[START]

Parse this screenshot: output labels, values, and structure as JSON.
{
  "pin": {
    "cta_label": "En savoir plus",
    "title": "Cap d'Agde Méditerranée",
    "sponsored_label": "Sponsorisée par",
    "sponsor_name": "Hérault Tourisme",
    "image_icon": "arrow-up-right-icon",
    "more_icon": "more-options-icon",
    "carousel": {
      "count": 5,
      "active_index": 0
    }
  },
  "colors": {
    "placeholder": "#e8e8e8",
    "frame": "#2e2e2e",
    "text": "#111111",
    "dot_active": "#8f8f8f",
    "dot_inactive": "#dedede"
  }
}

[END]

## Exercise task
Extract each line from the entries above that contains the string "icon".

## Written reply
    "image_icon": "arrow-up-right-icon",
    "more_icon": "more-options-icon",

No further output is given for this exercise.